Exercise requirements:
Reproduce the records verbatim, starting at their first line and ending with the line that contains "xticks-revenue: 1H2H1H2H1H —".
* BEGIN *
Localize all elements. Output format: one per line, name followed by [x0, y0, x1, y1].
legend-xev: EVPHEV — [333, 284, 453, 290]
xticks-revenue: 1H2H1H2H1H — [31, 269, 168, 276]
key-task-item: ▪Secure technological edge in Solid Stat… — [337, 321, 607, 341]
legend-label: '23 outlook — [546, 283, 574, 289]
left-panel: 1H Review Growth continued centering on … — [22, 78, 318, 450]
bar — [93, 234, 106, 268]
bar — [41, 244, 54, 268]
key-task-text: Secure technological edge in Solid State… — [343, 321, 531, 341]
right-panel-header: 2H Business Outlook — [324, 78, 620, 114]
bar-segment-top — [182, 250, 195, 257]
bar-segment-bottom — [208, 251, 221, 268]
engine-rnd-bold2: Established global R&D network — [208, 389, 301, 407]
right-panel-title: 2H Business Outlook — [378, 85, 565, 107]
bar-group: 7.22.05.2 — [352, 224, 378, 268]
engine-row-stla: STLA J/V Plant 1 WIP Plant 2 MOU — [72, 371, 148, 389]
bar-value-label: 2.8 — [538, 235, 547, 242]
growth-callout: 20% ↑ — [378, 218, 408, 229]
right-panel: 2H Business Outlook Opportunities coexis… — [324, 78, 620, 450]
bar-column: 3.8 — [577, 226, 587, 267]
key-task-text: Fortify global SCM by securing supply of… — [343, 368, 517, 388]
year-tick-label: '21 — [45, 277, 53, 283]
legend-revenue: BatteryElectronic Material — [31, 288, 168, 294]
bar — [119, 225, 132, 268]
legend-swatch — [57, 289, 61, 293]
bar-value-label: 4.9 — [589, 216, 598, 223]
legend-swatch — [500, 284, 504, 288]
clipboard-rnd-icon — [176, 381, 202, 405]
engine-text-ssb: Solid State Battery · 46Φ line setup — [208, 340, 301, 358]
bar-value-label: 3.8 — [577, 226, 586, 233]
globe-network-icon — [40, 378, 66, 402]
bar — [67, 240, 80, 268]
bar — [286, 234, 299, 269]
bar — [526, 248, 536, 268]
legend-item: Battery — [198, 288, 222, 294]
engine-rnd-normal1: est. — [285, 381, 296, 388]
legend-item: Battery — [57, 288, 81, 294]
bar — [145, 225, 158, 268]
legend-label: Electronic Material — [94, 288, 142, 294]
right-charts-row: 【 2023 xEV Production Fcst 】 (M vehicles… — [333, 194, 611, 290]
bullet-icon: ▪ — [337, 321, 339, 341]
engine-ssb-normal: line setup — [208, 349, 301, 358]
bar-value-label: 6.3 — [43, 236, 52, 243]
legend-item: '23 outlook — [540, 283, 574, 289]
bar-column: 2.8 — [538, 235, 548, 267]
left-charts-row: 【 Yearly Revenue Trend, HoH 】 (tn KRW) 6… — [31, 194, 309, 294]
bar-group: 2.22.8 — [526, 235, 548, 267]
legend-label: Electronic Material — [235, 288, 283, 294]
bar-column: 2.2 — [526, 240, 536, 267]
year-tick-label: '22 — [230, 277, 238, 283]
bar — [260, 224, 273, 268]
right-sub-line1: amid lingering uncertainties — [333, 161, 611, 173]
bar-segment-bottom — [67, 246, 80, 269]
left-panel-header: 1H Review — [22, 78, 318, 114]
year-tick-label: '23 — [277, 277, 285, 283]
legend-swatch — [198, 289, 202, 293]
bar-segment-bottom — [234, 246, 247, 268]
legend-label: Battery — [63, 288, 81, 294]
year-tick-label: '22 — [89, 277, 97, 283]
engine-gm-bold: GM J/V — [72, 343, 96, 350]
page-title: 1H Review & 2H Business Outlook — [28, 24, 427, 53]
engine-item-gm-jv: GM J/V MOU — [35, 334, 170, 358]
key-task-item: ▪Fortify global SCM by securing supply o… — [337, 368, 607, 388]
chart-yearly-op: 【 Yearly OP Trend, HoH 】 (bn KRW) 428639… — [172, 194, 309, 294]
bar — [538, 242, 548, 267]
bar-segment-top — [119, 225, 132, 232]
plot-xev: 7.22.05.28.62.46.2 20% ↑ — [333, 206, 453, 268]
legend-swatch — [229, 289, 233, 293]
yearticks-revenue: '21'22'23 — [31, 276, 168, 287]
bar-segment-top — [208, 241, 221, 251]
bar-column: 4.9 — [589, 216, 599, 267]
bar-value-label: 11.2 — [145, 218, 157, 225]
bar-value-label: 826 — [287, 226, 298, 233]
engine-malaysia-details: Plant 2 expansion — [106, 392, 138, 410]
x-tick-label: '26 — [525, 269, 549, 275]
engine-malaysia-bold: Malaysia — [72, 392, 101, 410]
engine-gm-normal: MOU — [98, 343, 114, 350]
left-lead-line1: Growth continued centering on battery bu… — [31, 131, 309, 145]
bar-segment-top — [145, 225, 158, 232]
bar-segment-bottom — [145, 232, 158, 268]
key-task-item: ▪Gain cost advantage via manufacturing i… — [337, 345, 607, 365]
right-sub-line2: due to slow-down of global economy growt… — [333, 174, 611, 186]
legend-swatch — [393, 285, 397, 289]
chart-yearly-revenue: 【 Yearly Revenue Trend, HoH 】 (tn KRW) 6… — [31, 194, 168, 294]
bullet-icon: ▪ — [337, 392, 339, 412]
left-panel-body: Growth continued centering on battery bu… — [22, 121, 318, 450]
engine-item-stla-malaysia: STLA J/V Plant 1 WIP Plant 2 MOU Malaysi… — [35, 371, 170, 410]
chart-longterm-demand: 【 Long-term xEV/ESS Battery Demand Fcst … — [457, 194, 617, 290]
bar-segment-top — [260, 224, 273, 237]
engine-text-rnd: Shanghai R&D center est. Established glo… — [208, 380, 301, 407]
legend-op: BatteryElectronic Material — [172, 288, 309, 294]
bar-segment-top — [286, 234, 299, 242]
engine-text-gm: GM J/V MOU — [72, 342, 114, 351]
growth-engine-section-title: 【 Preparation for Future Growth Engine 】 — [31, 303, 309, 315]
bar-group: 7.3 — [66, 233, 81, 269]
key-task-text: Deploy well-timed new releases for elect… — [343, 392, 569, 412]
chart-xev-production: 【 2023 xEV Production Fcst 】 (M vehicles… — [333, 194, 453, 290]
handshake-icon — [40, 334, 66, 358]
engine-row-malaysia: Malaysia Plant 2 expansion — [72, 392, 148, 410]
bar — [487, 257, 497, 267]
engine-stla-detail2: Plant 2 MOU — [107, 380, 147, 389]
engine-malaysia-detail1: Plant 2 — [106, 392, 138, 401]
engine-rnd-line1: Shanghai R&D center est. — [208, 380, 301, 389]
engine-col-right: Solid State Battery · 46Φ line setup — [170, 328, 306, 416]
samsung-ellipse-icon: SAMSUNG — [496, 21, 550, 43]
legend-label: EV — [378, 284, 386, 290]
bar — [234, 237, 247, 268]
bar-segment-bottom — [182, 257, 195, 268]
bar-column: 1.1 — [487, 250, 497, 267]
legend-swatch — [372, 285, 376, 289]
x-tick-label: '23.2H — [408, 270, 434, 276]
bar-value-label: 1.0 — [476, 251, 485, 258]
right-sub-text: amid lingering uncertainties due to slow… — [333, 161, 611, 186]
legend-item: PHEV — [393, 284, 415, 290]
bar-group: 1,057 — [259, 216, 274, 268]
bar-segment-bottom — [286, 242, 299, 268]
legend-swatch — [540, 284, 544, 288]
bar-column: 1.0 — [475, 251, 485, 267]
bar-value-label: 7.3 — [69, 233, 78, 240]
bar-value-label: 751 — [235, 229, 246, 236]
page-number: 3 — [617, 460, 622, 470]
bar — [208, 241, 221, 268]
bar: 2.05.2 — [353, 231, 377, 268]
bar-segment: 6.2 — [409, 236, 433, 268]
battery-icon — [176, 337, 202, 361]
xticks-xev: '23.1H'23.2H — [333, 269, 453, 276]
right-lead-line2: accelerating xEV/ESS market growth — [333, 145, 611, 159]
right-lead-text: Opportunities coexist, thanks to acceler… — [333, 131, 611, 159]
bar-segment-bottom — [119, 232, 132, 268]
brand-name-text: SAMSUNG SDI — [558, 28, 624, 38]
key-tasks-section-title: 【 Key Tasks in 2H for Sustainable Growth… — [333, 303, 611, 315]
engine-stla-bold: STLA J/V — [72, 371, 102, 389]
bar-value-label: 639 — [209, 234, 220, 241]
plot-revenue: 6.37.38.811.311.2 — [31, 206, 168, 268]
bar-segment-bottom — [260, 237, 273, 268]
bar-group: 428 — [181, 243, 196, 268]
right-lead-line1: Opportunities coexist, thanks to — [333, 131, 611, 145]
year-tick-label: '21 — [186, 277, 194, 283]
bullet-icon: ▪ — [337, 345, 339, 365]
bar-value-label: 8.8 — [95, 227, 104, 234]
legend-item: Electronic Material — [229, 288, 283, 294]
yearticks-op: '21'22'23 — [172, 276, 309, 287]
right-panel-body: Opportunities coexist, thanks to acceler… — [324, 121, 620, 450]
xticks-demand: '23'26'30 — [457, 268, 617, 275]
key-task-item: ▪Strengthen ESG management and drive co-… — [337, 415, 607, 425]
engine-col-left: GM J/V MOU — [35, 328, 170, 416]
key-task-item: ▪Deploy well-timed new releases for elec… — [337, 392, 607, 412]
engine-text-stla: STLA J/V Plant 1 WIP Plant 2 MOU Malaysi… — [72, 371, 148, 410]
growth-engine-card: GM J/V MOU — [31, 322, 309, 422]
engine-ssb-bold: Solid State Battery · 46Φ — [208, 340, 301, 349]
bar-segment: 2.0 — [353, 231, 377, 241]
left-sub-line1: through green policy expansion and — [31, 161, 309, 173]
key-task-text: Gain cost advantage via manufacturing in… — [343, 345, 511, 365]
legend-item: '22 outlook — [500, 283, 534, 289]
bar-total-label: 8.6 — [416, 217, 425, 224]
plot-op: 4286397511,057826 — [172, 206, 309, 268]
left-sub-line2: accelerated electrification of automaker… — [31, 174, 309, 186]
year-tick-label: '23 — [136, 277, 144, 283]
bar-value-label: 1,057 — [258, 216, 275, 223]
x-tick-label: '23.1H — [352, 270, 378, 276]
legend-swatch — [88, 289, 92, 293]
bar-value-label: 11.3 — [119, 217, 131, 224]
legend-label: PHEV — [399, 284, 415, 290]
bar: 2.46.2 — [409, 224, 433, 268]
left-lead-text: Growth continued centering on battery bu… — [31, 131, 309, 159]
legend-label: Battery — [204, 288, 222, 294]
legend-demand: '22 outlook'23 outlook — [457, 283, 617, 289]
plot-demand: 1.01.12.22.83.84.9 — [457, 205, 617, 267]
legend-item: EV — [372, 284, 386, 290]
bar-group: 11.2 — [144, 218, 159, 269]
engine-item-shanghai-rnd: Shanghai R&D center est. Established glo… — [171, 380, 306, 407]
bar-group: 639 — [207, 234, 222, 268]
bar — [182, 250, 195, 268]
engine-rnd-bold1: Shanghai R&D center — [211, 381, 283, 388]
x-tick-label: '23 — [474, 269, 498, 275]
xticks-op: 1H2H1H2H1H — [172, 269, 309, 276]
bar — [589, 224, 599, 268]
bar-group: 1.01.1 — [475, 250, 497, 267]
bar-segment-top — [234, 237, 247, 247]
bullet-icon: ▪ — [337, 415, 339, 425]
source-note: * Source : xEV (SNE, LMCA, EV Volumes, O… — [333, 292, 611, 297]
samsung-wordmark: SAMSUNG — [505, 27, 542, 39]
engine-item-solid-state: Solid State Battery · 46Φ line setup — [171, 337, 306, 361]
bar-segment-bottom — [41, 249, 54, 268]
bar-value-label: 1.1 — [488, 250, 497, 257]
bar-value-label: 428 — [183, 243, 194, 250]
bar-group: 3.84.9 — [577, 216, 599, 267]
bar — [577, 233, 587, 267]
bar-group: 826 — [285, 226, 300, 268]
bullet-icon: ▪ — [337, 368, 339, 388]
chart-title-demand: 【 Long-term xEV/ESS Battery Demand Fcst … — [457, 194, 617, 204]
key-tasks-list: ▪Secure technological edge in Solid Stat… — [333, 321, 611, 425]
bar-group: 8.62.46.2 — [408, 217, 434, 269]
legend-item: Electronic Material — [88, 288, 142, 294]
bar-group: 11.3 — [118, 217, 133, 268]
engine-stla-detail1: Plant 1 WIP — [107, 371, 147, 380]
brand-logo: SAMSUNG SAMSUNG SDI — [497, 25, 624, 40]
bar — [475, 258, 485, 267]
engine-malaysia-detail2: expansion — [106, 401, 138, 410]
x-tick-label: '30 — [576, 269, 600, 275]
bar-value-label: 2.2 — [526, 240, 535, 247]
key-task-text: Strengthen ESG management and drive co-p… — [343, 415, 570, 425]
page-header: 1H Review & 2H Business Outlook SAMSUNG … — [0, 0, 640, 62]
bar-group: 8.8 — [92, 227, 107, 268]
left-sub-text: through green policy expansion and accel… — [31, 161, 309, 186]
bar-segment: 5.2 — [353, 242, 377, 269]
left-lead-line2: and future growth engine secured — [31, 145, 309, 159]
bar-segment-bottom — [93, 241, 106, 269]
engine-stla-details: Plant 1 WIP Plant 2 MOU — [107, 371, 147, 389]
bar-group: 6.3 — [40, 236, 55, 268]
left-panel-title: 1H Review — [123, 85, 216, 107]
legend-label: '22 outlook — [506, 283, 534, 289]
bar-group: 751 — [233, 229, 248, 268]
* END *
Response below:
Localize all elements. Output format: one per line, name followed by [x0, y0, x1, y1].
legend-xev: EVPHEV — [333, 284, 453, 290]
xticks-revenue: 1H2H1H2H1H — [31, 269, 168, 276]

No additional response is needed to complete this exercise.